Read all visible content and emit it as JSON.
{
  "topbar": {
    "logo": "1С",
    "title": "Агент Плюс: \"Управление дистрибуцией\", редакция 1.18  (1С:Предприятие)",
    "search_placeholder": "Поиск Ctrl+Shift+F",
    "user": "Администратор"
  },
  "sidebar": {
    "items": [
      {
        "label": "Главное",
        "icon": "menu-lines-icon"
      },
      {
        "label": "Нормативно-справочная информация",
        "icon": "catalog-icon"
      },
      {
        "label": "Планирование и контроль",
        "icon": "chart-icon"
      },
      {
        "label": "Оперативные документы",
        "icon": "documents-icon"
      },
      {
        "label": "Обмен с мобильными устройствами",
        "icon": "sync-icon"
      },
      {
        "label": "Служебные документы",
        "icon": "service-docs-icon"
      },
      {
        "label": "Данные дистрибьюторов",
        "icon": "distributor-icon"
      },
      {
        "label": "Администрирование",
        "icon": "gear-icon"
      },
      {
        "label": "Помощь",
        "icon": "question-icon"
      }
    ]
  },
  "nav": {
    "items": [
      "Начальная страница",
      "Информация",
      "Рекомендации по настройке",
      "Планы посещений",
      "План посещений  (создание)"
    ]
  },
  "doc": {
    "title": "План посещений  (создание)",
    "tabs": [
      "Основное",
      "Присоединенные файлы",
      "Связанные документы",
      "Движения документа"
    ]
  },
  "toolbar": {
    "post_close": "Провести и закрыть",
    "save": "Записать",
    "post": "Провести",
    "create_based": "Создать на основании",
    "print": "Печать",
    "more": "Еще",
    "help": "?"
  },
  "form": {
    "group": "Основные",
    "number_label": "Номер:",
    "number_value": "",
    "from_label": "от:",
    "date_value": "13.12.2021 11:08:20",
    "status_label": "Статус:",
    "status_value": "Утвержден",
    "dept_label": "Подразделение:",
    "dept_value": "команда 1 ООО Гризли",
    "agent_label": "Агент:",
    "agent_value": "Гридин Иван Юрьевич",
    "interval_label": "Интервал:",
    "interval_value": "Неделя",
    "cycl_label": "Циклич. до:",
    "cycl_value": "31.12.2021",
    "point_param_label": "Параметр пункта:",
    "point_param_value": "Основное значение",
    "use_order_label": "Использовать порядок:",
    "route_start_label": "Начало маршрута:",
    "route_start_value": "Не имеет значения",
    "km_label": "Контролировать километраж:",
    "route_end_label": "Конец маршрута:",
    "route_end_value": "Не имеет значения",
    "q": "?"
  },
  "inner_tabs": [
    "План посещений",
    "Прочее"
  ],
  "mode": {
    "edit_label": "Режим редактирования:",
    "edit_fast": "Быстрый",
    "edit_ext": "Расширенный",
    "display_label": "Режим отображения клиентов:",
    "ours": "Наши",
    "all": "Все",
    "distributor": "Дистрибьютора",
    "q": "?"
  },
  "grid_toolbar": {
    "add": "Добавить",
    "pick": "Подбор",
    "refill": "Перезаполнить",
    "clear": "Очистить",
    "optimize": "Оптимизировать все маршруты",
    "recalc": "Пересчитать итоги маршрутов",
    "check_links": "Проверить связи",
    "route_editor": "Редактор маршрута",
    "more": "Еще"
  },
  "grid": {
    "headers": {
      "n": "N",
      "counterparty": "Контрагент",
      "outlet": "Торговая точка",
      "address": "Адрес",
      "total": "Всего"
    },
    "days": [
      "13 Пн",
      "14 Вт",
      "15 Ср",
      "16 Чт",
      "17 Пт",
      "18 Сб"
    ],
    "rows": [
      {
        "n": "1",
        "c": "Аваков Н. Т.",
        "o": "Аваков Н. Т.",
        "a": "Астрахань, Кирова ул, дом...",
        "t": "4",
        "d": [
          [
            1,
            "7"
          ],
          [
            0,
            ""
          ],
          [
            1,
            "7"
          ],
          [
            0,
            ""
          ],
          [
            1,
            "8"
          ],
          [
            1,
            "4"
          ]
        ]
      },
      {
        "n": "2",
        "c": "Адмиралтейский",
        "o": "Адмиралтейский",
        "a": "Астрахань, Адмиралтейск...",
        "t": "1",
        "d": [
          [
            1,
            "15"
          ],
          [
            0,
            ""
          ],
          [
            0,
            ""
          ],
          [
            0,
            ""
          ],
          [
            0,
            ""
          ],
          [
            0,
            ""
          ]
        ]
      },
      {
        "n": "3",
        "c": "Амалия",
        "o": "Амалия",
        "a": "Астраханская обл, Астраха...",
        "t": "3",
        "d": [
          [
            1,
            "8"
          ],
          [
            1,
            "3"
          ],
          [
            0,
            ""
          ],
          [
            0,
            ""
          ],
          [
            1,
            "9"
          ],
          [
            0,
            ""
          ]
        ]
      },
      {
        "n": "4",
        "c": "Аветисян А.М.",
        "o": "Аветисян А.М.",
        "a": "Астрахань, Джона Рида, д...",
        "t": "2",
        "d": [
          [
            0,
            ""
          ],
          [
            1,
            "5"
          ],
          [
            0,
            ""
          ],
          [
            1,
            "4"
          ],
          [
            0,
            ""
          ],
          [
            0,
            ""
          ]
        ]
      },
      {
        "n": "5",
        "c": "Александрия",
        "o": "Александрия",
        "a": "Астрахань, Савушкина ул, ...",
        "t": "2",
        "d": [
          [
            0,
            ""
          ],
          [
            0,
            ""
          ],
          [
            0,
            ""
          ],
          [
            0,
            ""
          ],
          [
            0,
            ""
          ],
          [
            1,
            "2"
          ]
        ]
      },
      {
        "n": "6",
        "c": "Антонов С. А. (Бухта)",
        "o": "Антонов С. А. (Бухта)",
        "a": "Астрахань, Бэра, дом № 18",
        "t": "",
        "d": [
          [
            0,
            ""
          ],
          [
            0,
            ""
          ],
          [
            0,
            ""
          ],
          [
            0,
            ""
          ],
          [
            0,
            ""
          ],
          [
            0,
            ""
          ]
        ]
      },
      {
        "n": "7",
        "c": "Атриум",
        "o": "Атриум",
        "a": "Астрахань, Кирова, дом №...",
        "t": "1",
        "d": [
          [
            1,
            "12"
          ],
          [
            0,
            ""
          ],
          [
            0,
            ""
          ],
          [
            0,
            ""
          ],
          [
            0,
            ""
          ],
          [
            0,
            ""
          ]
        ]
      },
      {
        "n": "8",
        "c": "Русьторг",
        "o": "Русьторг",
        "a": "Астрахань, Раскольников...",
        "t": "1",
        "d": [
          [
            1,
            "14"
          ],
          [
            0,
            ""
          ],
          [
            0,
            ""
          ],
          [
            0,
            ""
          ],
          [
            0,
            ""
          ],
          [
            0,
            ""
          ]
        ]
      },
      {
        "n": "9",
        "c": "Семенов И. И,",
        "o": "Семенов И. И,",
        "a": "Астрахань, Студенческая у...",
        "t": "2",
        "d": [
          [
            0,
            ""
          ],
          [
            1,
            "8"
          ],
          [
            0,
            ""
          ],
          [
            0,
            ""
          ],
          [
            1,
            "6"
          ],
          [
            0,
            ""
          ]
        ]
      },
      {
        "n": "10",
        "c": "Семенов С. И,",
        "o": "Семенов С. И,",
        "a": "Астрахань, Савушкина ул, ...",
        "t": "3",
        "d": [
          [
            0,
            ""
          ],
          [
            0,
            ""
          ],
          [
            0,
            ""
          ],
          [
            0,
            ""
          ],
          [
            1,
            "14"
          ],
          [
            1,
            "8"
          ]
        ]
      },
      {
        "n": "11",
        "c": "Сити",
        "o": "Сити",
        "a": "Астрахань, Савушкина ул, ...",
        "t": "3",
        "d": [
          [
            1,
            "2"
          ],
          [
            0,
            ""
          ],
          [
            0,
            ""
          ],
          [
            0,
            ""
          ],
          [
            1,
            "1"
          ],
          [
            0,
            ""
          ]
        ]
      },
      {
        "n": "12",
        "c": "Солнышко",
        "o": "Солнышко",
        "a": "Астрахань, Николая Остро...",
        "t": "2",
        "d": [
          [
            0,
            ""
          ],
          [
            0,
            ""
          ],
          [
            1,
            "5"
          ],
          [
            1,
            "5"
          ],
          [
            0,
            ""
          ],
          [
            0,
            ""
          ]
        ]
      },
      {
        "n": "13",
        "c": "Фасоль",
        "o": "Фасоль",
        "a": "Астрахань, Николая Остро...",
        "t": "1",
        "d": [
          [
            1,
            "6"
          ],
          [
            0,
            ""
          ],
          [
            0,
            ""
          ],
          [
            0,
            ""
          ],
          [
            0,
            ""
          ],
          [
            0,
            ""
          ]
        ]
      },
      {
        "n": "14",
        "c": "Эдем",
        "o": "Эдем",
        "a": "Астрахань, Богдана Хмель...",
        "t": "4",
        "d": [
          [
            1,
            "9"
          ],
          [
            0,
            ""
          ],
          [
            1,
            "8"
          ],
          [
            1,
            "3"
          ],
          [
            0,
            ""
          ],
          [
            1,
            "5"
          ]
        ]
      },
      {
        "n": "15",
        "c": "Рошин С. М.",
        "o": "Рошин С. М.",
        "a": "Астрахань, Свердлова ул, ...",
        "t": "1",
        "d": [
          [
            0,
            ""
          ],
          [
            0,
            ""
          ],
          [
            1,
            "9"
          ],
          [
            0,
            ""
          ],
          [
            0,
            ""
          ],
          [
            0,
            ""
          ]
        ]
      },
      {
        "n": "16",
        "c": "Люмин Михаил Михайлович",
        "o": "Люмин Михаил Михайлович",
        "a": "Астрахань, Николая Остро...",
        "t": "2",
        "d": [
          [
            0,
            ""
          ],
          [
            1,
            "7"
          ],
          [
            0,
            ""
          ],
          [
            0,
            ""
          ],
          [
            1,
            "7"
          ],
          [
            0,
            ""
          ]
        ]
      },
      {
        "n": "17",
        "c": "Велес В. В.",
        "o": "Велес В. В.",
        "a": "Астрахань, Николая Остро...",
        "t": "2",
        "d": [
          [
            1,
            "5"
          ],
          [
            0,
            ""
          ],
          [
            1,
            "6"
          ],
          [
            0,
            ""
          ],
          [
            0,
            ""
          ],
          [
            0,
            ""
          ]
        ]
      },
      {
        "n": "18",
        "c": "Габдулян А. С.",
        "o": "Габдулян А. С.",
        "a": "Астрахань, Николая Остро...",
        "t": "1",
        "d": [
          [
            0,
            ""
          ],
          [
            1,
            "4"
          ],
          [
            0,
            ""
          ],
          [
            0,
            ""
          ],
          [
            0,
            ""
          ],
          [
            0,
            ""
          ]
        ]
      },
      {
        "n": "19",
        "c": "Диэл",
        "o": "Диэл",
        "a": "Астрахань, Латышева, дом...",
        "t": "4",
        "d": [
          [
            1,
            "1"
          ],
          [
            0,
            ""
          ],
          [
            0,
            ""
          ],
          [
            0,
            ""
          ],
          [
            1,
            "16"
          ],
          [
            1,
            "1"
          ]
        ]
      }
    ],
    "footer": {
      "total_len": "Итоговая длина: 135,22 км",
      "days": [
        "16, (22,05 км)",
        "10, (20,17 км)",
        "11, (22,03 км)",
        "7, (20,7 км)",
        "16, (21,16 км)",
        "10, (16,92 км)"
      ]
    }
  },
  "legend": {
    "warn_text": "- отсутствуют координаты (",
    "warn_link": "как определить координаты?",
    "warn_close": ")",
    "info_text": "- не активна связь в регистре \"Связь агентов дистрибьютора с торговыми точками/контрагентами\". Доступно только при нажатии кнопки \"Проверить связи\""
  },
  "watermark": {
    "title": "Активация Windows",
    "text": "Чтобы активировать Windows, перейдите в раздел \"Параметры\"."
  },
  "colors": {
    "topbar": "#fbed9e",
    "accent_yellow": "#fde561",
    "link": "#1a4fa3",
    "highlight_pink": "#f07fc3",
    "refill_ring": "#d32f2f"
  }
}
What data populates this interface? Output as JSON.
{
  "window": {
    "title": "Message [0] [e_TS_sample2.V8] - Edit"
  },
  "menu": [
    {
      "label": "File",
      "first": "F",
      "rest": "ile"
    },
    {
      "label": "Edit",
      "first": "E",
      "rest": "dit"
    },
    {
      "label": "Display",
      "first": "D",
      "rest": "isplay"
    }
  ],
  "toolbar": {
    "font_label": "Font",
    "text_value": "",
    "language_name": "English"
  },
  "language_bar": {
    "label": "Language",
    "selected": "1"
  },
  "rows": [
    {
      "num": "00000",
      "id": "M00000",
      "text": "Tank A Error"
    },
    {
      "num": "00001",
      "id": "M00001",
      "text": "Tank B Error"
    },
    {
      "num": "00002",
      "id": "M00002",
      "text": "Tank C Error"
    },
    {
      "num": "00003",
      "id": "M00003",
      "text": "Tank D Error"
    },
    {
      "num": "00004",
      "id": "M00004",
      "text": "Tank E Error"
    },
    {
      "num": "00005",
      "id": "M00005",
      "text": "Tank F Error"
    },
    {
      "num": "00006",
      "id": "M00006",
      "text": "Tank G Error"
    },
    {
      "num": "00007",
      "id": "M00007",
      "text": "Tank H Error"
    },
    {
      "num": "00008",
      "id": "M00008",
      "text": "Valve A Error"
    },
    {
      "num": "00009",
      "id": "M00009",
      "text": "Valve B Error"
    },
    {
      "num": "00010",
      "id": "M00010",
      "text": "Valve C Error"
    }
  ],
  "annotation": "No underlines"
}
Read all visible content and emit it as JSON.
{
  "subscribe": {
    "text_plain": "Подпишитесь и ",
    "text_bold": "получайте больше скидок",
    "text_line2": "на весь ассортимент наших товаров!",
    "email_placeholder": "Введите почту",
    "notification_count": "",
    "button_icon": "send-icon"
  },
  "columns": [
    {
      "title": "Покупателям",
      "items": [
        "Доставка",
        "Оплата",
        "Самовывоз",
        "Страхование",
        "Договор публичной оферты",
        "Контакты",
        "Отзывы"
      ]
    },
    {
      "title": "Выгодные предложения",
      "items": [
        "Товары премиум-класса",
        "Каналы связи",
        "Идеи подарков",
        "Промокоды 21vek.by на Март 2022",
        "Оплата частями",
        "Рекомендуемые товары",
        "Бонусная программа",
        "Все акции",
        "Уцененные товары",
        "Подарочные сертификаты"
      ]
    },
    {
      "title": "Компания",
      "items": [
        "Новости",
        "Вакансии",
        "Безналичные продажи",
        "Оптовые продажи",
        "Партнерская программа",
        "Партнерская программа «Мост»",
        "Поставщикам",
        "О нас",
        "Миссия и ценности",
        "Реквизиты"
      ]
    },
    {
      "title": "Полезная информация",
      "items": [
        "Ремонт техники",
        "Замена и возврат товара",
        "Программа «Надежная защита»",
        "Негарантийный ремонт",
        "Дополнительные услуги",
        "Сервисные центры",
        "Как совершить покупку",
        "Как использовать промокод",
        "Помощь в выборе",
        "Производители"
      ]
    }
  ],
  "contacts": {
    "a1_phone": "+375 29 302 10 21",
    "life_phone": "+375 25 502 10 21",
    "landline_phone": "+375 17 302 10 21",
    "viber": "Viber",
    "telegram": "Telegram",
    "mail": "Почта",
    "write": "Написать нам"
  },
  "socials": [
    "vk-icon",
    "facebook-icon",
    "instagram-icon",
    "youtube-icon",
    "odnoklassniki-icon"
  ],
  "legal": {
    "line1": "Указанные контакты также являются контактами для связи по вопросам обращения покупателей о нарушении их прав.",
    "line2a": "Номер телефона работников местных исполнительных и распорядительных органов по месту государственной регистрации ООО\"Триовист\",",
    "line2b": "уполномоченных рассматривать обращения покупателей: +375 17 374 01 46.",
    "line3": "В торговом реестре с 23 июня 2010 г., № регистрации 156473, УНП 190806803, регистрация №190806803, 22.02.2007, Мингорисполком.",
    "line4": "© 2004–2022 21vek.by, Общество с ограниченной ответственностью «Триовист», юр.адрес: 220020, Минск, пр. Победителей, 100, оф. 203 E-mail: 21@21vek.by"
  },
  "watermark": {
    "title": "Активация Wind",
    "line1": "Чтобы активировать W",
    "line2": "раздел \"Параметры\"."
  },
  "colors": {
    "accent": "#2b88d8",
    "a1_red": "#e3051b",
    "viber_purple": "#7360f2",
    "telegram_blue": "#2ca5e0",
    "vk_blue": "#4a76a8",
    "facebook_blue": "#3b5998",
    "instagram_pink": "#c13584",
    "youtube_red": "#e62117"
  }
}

- TASK BRIEF
Make a list of all lines in the data that contain "Бухта".

- ANSWER TO THIS TASK
        "c": "Антонов С. А. (Бухта)",
        "o": "Антонов С. А. (Бухта)",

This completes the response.